◆ Task to carry out ◆
Tell how many lines in the data below include the word "color". The answer is the number only.

[Items listed in a dataset]
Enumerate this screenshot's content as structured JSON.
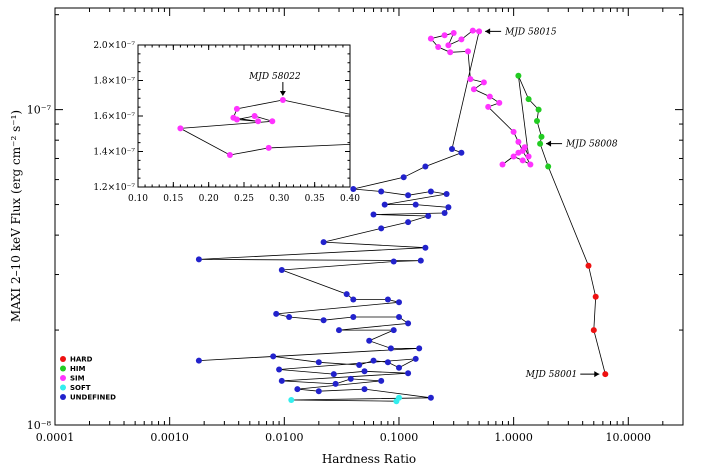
{
  "chart_data": {
    "type": "scatter",
    "xlabel": "Hardness Ratio",
    "ylabel": "MAXI 2–10 keV Flux (erg cm⁻² s⁻¹)",
    "x_scale": "log",
    "y_scale": "log",
    "xlim": [
      0.0001,
      30
    ],
    "ylim": [
      1e-08,
      2.1e-07
    ],
    "x_tick_labels": [
      "0.0001",
      "0.0010",
      "0.0100",
      "0.1000",
      "1.0000",
      "10.0000"
    ],
    "x_tick_values": [
      0.0001,
      0.001,
      0.01,
      0.1,
      1,
      10
    ],
    "y_tick_labels": [
      "10⁻⁸",
      "10⁻⁷"
    ],
    "y_tick_values": [
      1e-08,
      1e-07
    ],
    "legend_position": "bottom-left",
    "legend": [
      {
        "label": "HARD",
        "color": "#ee1111"
      },
      {
        "label": "HIM",
        "color": "#22cc22"
      },
      {
        "label": "SIM",
        "color": "#ff33ff"
      },
      {
        "label": "SOFT",
        "color": "#33eeee"
      },
      {
        "label": "UNDEFINED",
        "color": "#2222cc"
      }
    ],
    "annotations": [
      {
        "text": "MJD 58001",
        "x": 6.3,
        "y": 1.45e-08
      },
      {
        "text": "MJD 58008",
        "x": 1.7,
        "y": 7.8e-08
      },
      {
        "text": "MJD 58015",
        "x": 0.5,
        "y": 1.77e-07
      }
    ],
    "series": [
      {
        "class": "HARD",
        "color": "#ee1111",
        "points": [
          [
            6.3,
            1.45e-08
          ],
          [
            5.0,
            2e-08
          ],
          [
            5.2,
            2.55e-08
          ],
          [
            4.5,
            3.2e-08
          ]
        ]
      },
      {
        "class": "HIM",
        "color": "#22cc22",
        "points": [
          [
            2.0,
            6.6e-08
          ],
          [
            1.7,
            7.8e-08
          ],
          [
            1.75,
            8.2e-08
          ],
          [
            1.6,
            9.2e-08
          ],
          [
            1.65,
            1e-07
          ],
          [
            1.35,
            1.08e-07
          ],
          [
            1.1,
            1.28e-07
          ]
        ]
      },
      {
        "class": "SIM",
        "color": "#ff33ff",
        "points": [
          [
            0.5,
            1.77e-07
          ],
          [
            0.44,
            1.78e-07
          ],
          [
            0.35,
            1.67e-07
          ],
          [
            0.27,
            1.6e-07
          ],
          [
            0.3,
            1.75e-07
          ],
          [
            0.25,
            1.72e-07
          ],
          [
            0.19,
            1.68e-07
          ],
          [
            0.22,
            1.58e-07
          ],
          [
            0.28,
            1.52e-07
          ],
          [
            0.4,
            1.53e-07
          ],
          [
            0.42,
            1.25e-07
          ],
          [
            0.55,
            1.22e-07
          ],
          [
            0.45,
            1.16e-07
          ],
          [
            0.62,
            1.1e-07
          ],
          [
            0.75,
            1.05e-07
          ],
          [
            0.6,
            1.02e-07
          ],
          [
            1.0,
            8.5e-08
          ],
          [
            1.1,
            7.9e-08
          ],
          [
            1.2,
            7.4e-08
          ],
          [
            1.4,
            6.7e-08
          ],
          [
            1.2,
            6.9e-08
          ],
          [
            1.0,
            7.1e-08
          ],
          [
            0.8,
            6.7e-08
          ],
          [
            1.1,
            7.3e-08
          ],
          [
            1.25,
            7.6e-08
          ],
          [
            1.35,
            7.1e-08
          ]
        ]
      },
      {
        "class": "SOFT",
        "color": "#33eeee",
        "points": [
          [
            0.0115,
            1.2e-08
          ],
          [
            0.095,
            1.19e-08
          ],
          [
            0.1,
            1.22e-08
          ]
        ]
      },
      {
        "class": "UNDEFINED",
        "color": "#2222cc",
        "points": [
          [
            0.29,
            7.5e-08
          ],
          [
            0.35,
            7.3e-08
          ],
          [
            0.17,
            6.6e-08
          ],
          [
            0.11,
            6.1e-08
          ],
          [
            0.04,
            5.6e-08
          ],
          [
            0.07,
            5.5e-08
          ],
          [
            0.12,
            5.35e-08
          ],
          [
            0.19,
            5.5e-08
          ],
          [
            0.26,
            5.4e-08
          ],
          [
            0.075,
            5e-08
          ],
          [
            0.14,
            5e-08
          ],
          [
            0.27,
            4.9e-08
          ],
          [
            0.25,
            4.7e-08
          ],
          [
            0.06,
            4.65e-08
          ],
          [
            0.18,
            4.6e-08
          ],
          [
            0.12,
            4.4e-08
          ],
          [
            0.07,
            4.2e-08
          ],
          [
            0.022,
            3.8e-08
          ],
          [
            0.17,
            3.65e-08
          ],
          [
            0.0018,
            3.35e-08
          ],
          [
            0.155,
            3.32e-08
          ],
          [
            0.09,
            3.3e-08
          ],
          [
            0.0095,
            3.1e-08
          ],
          [
            0.035,
            2.6e-08
          ],
          [
            0.04,
            2.5e-08
          ],
          [
            0.08,
            2.5e-08
          ],
          [
            0.1,
            2.45e-08
          ],
          [
            0.0085,
            2.25e-08
          ],
          [
            0.011,
            2.2e-08
          ],
          [
            0.022,
            2.15e-08
          ],
          [
            0.04,
            2.2e-08
          ],
          [
            0.1,
            2.2e-08
          ],
          [
            0.12,
            2.1e-08
          ],
          [
            0.03,
            2e-08
          ],
          [
            0.09,
            2e-08
          ],
          [
            0.055,
            1.85e-08
          ],
          [
            0.085,
            1.75e-08
          ],
          [
            0.15,
            1.75e-08
          ],
          [
            0.0018,
            1.6e-08
          ],
          [
            0.008,
            1.65e-08
          ],
          [
            0.02,
            1.58e-08
          ],
          [
            0.045,
            1.55e-08
          ],
          [
            0.06,
            1.6e-08
          ],
          [
            0.08,
            1.58e-08
          ],
          [
            0.1,
            1.52e-08
          ],
          [
            0.14,
            1.62e-08
          ],
          [
            0.009,
            1.5e-08
          ],
          [
            0.027,
            1.45e-08
          ],
          [
            0.05,
            1.48e-08
          ],
          [
            0.12,
            1.46e-08
          ],
          [
            0.0095,
            1.38e-08
          ],
          [
            0.028,
            1.35e-08
          ],
          [
            0.038,
            1.4e-08
          ],
          [
            0.07,
            1.38e-08
          ],
          [
            0.013,
            1.3e-08
          ],
          [
            0.02,
            1.28e-08
          ],
          [
            0.05,
            1.3e-08
          ],
          [
            0.19,
            1.22e-08
          ]
        ]
      }
    ],
    "inset": {
      "xlim": [
        0.1,
        0.4
      ],
      "ylim": [
        1.2e-07,
        2e-07
      ],
      "x_tick_labels": [
        "0.10",
        "0.15",
        "0.20",
        "0.25",
        "0.30",
        "0.35",
        "0.40"
      ],
      "x_tick_values": [
        0.1,
        0.15,
        0.2,
        0.25,
        0.3,
        0.35,
        0.4
      ],
      "y_tick_labels": [
        "1.2×10⁻⁷",
        "1.4×10⁻⁷",
        "1.6×10⁻⁷",
        "1.8×10⁻⁷",
        "2.0×10⁻⁷"
      ],
      "y_tick_values": [
        1.2e-07,
        1.4e-07,
        1.6e-07,
        1.8e-07,
        2e-07
      ],
      "annotation": {
        "text": "MJD 58022",
        "x": 0.305,
        "y": 1.69e-07
      },
      "points": [
        [
          0.305,
          1.69e-07
        ],
        [
          0.24,
          1.64e-07
        ],
        [
          0.235,
          1.59e-07
        ],
        [
          0.27,
          1.57e-07
        ],
        [
          0.24,
          1.58e-07
        ],
        [
          0.265,
          1.6e-07
        ],
        [
          0.29,
          1.57e-07
        ],
        [
          0.16,
          1.53e-07
        ],
        [
          0.23,
          1.38e-07
        ],
        [
          0.285,
          1.42e-07
        ]
      ]
    }
  }
}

◆ Response to this exercise ◆
10